### Work to do
Could you repeat the records below exactly, leaving out any pictures?

(Stored records)
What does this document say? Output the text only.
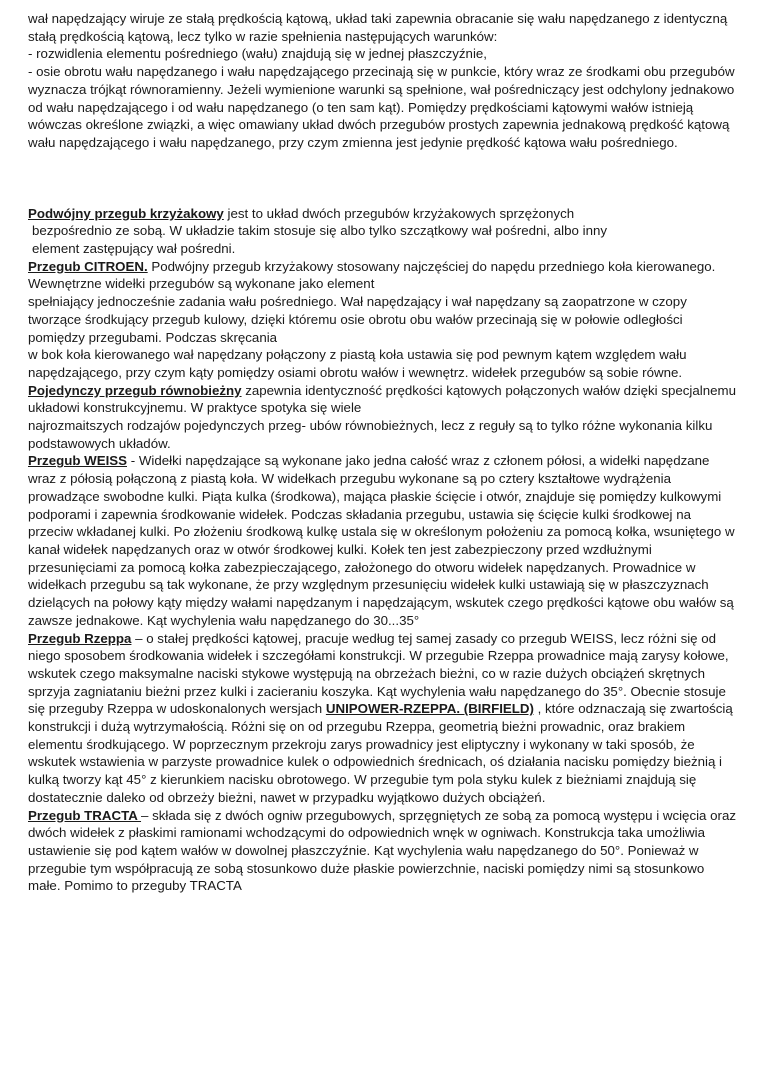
wał napędzający wiruje ze stałą prędkością kątową, układ taki zapewnia obracanie się wału napędzanego z identyczną stałą prędkością kątową, lecz tylko w razie spełnienia następujących warunków:
- rozwidlenia elementu pośredniego (wału) znajdują się w jednej płaszczyźnie,
- osie obrotu wału napędzanego i wału napędzającego przecinają się w punkcie, który wraz ze środkami obu przegubów wyznacza trójkąt równoramienny. Jeżeli wymienione warunki są spełnione, wał pośredniczący jest odchylony jednakowo od wału napędzającego i od wału napędzanego (o ten sam kąt). Pomiędzy prędkościami kątowymi wałów istnieją wówczas określone związki, a więc omawiany układ dwóch przegubów prostych zapewnia jednakową prędkość kątową wału napędzającego i wału napędzanego, przy czym zmienna jest jedynie prędkość kątowa wału pośredniego.
Podwójny przegub krzyżakowy jest to układ dwóch przegubów krzyżakowych sprzężonych
bezpośrednio ze sobą. W układzie takim stosuje się albo tylko szczątkowy wał pośredni, albo inny
element zastępujący wał pośredni.
Przegub CITROEN. Podwójny przegub krzyżakowy stosowany najczęściej do napędu przedniego koła kierowanego. Wewnętrzne widełki przegubów są wykonane jako element
spełniający jednocześnie zadania wału pośredniego. Wał napędzający i wał napędzany są zaopatrzone w czopy tworzące środkujący przegub kulowy, dzięki któremu osie obrotu obu wałów przecinają się w połowie odległości pomiędzy przegubami. Podczas skręcania
w bok koła kierowanego wał napędzany połączony z piastą koła ustawia się pod pewnym kątem względem wału napędzającego, przy czym kąty pomiędzy osiami obrotu wałów i wewnętrz. widełek przegubów są sobie równe.
Pojedynczy przegub równobieżny zapewnia identyczność prędkości kątowych połączonych wałów dzięki specjalnemu układowi konstrukcyjnemu. W praktyce spotyka się wiele
najrozmaitszych rodzajów pojedynczych przeg- ubów równobieżnych, lecz z reguły są to tylko różne wykonania kilku podstawowych układów.
Przegub WEISS - Widełki napędzające są wykonane jako jedna całość wraz z członem półosi, a widełki napędzane wraz z półosią połączoną z piastą koła. W widełkach przegubu wykonane są po cztery kształtowe wydrążenia prowadzące swobodne kulki. Piąta kulka (środkowa), mająca płaskie ścięcie i otwór, znajduje się pomiędzy kulkowymi podporami i zapewnia środkowanie widełek. Podczas składania przegubu, ustawia się ścięcie kulki środkowej na przeciw wkładanej kulki. Po złożeniu środkową kulkę ustala się w określonym położeniu za pomocą kołka, wsuniętego w kanał widełek napędzanych oraz w otwór środkowej kulki. Kołek ten jest zabezpieczony przed wzdłużnymi przesunięciami za pomocą kołka zabezpieczającego, założonego do otworu widełek napędzanych. Prowadnice w widełkach przegubu są tak wykonane, że przy względnym przesunięciu widełek kulki ustawiają się w płaszczyznach dzielących na połowy kąty między wałami napędzanym i napędzającym, wskutek czego prędkości kątowe obu wałów są zawsze jednakowe. Kąt wychylenia wału napędzanego do 30...35°
Przegub Rzeppa – o stałej prędkości kątowej, pracuje według tej samej zasady co przegub WEISS, lecz różni się od niego sposobem środkowania widełek i szczegółami konstrukcji. W przegubie Rzeppa prowadnice mają zarysy kołowe, wskutek czego maksymalne naciski stykowe występują na obrzeżach bieżni, co w razie dużych obciążeń skrętnych sprzyja zagniataniu bieżni przez kulki i zacieraniu koszyka. Kąt wychylenia wału napędzanego do 35°. Obecnie stosuje się przeguby Rzeppa w udoskonalonych wersjach UNIPOWER-RZEPPA. (BIRFIELD) , które odznaczają się zwartością konstrukcji i dużą wytrzymałością. Różni się on od przegubu Rzeppa, geometrią bieżni prowadnic, oraz brakiem elementu środkującego. W poprzecznym przekroju zarys prowadnicy jest eliptyczny i wykonany w taki sposób, że wskutek wstawienia w parzyste prowadnice kulek o odpowiednich średnicach, oś działania nacisku pomiędzy bieżnią i kulką tworzy kąt 45° z kierunkiem nacisku obrotowego. W przegubie tym pola styku kulek z bieżniami znajdują się dostatecznie daleko od obrzeży bieżni, nawet w przypadku wyjątkowo dużych obciążeń.
Przegub TRACTA – składa się z dwóch ogniw przegubowych, sprzęgniętych ze sobą za pomocą występu i wcięcia oraz dwóch widełek z płaskimi ramionami wchodzącymi do odpowiednich wnęk w ogniwach. Konstrukcja taka umożliwia ustawienie się pod kątem wałów w dowolnej płaszczyźnie. Kąt wychylenia wału napędzanego do 50°. Ponieważ w przegubie tym współpracują ze sobą stosunkowo duże płaskie powierzchnie, naciski pomiędzy nimi są stosunkowo małe. Pomimo to przeguby TRACTA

### Expected answer
What does this document say? Output the text only.
wał napędzający wiruje ze stałą prędkością kątową, układ taki zapewnia obracanie się wału napędzanego z identyczną stałą prędkością kątową, lecz tylko w razie spełnienia następujących warunków:
- rozwidlenia elementu pośredniego (wału) znajdują się w jednej płaszczyźnie,
- osie obrotu wału napędzanego i wału napędzającego przecinają się w punkcie, który wraz ze środkami obu przegubów wyznacza trójkąt równoramienny. Jeżeli wymienione warunki są spełnione, wał pośredniczący jest odchylony jednakowo od wału napędzającego i od wału napędzanego (o ten sam kąt). Pomiędzy prędkościami kątowymi wałów istnieją wówczas określone związki, a więc omawiany układ dwóch przegubów prostych zapewnia jednakową prędkość kątową wału napędzającego i wału napędzanego, przy czym zmienna jest jedynie prędkość kątowa wału pośredniego.
Podwójny przegub krzyżakowy jest to układ dwóch przegubów krzyżakowych sprzężonych
bezpośrednio ze sobą. W układzie takim stosuje się albo tylko szczątkowy wał pośredni, albo inny
element zastępujący wał pośredni.
Przegub CITROEN. Podwójny przegub krzyżakowy stosowany najczęściej do napędu przedniego koła kierowanego. Wewnętrzne widełki przegubów są wykonane jako element
spełniający jednocześnie zadania wału pośredniego. Wał napędzający i wał napędzany są zaopatrzone w czopy tworzące środkujący przegub kulowy, dzięki któremu osie obrotu obu wałów przecinają się w połowie odległości pomiędzy przegubami. Podczas skręcania
w bok koła kierowanego wał napędzany połączony z piastą koła ustawia się pod pewnym kątem względem wału napędzającego, przy czym kąty pomiędzy osiami obrotu wałów i wewnętrz. widełek przegubów są sobie równe.
Pojedynczy przegub równobieżny zapewnia identyczność prędkości kątowych połączonych wałów dzięki specjalnemu układowi konstrukcyjnemu. W praktyce spotyka się wiele
najrozmaitszych rodzajów pojedynczych przeg- ubów równobieżnych, lecz z reguły są to tylko różne wykonania kilku podstawowych układów.
Przegub WEISS - Widełki napędzające są wykonane jako jedna całość wraz z członem półosi, a widełki napędzane wraz z półosią połączoną z piastą koła. W widełkach przegubu wykonane są po cztery kształtowe wydrążenia prowadzące swobodne kulki. Piąta kulka (środkowa), mająca płaskie ścięcie i otwór, znajduje się pomiędzy kulkowymi podporami i zapewnia środkowanie widełek. Podczas składania przegubu, ustawia się ścięcie kulki środkowej na przeciw wkładanej kulki. Po złożeniu środkową kulkę ustala się w określonym położeniu za pomocą kołka, wsuniętego w kanał widełek napędzanych oraz w otwór środkowej kulki. Kołek ten jest zabezpieczony przed wzdłużnymi przesunięciami za pomocą kołka zabezpieczającego, założonego do otworu widełek napędzanych. Prowadnice w widełkach przegubu są tak wykonane, że przy względnym przesunięciu widełek kulki ustawiają się w płaszczyznach dzielących na połowy kąty między wałami napędzanym i napędzającym, wskutek czego prędkości kątowe obu wałów są zawsze jednakowe. Kąt wychylenia wału napędzanego do 30...35°
Przegub Rzeppa – o stałej prędkości kątowej, pracuje według tej samej zasady co przegub WEISS, lecz różni się od niego sposobem środkowania widełek i szczegółami konstrukcji. W przegubie Rzeppa prowadnice mają zarysy kołowe, wskutek czego maksymalne naciski stykowe występują na obrzeżach bieżni, co w razie dużych obciążeń skrętnych sprzyja zagniataniu bieżni przez kulki i zacieraniu koszyka. Kąt wychylenia wału napędzanego do 35°. Obecnie stosuje się przeguby Rzeppa w udoskonalonych wersjach UNIPOWER-RZEPPA. (BIRFIELD) , które odznaczają się zwartością konstrukcji i dużą wytrzymałością. Różni się on od przegubu Rzeppa, geometrią bieżni prowadnic, oraz brakiem elementu środkującego. W poprzecznym przekroju zarys prowadnicy jest eliptyczny i wykonany w taki sposób, że wskutek wstawienia w parzyste prowadnice kulek o odpowiednich średnicach, oś działania nacisku pomiędzy bieżnią i kulką tworzy kąt 45° z kierunkiem nacisku obrotowego. W przegubie tym pola styku kulek z bieżniami znajdują się dostatecznie daleko od obrzeży bieżni, nawet w przypadku wyjątkowo dużych obciążeń.
Przegub TRACTA – składa się z dwóch ogniw przegubowych, sprzęgniętych ze sobą za pomocą występu i wcięcia oraz dwóch widełek z płaskimi ramionami wchodzącymi do odpowiednich wnęk w ogniwach. Konstrukcja taka umożliwia ustawienie się pod kątem wałów w dowolnej płaszczyźnie. Kąt wychylenia wału napędzanego do 50°. Ponieważ w przegubie tym współpracują ze sobą stosunkowo duże płaskie powierzchnie, naciski pomiędzy nimi są stosunkowo małe. Pomimo to przeguby TRACTA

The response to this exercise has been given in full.